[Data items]
-------
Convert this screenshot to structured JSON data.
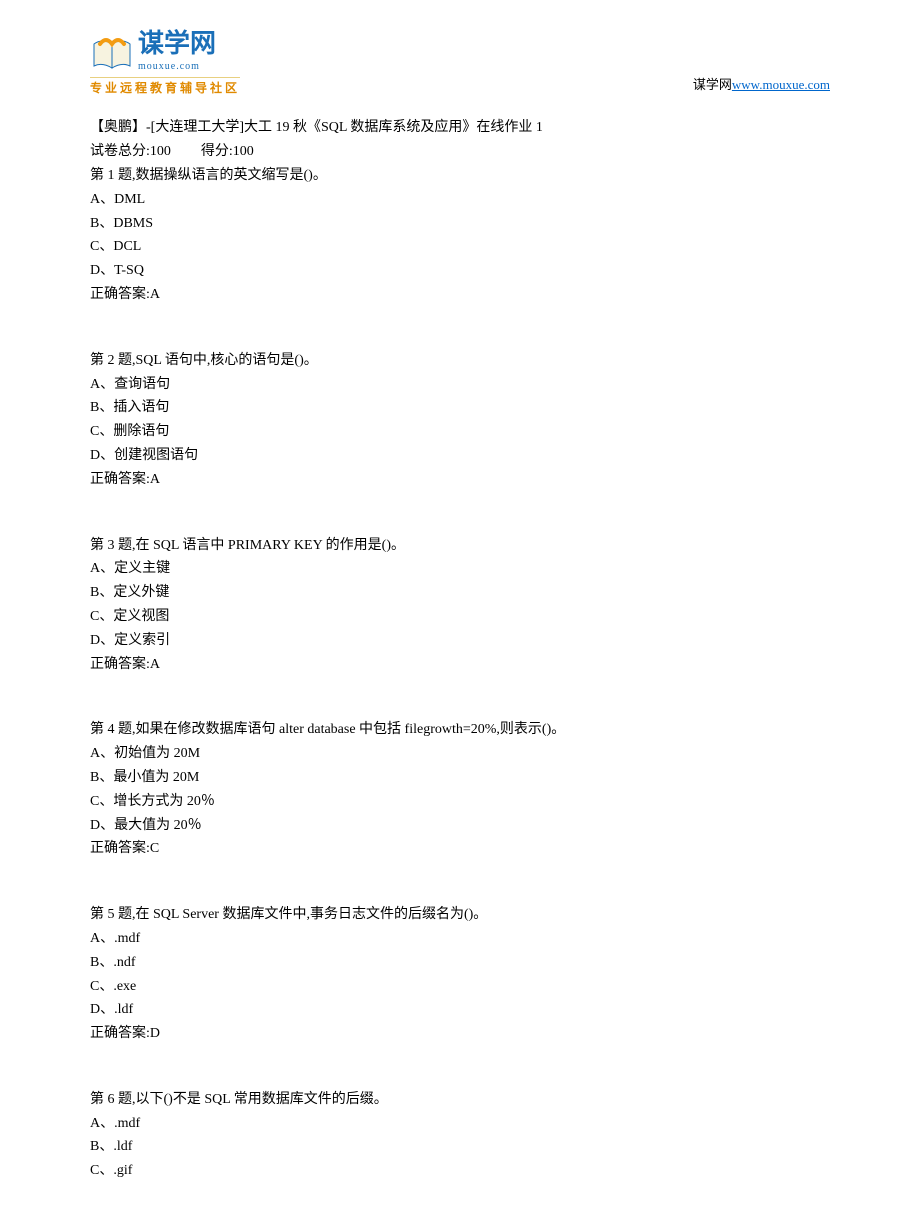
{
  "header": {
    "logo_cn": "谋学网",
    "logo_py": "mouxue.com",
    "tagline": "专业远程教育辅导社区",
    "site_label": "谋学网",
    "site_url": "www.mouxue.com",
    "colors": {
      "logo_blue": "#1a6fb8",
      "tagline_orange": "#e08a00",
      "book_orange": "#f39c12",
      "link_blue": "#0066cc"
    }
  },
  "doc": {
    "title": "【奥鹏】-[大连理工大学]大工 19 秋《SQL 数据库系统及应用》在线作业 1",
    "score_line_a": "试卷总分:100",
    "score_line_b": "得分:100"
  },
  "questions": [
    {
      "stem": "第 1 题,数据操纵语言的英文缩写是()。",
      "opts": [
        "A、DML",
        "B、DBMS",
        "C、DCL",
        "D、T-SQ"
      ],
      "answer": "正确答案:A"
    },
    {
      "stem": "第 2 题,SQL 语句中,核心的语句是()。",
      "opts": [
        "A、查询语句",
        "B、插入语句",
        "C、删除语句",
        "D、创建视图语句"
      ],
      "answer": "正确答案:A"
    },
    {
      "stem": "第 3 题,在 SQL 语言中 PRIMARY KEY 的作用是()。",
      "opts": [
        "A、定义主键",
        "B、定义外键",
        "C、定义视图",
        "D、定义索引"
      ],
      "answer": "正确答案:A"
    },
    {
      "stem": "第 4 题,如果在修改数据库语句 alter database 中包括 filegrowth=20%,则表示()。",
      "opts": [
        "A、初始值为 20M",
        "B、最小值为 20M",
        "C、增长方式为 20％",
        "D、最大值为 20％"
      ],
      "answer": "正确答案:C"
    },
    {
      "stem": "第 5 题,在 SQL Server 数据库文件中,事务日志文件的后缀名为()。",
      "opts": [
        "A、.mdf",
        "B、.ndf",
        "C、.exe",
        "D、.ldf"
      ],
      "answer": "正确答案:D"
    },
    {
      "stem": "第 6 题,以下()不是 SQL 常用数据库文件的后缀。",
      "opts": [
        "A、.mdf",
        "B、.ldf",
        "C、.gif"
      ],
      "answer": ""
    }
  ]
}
-------
Go through the listing above and return every line where the word "mouxue" occurs.

Full solution:
    "logo_py": "mouxue.com",
    "site_url": "www.mouxue.com",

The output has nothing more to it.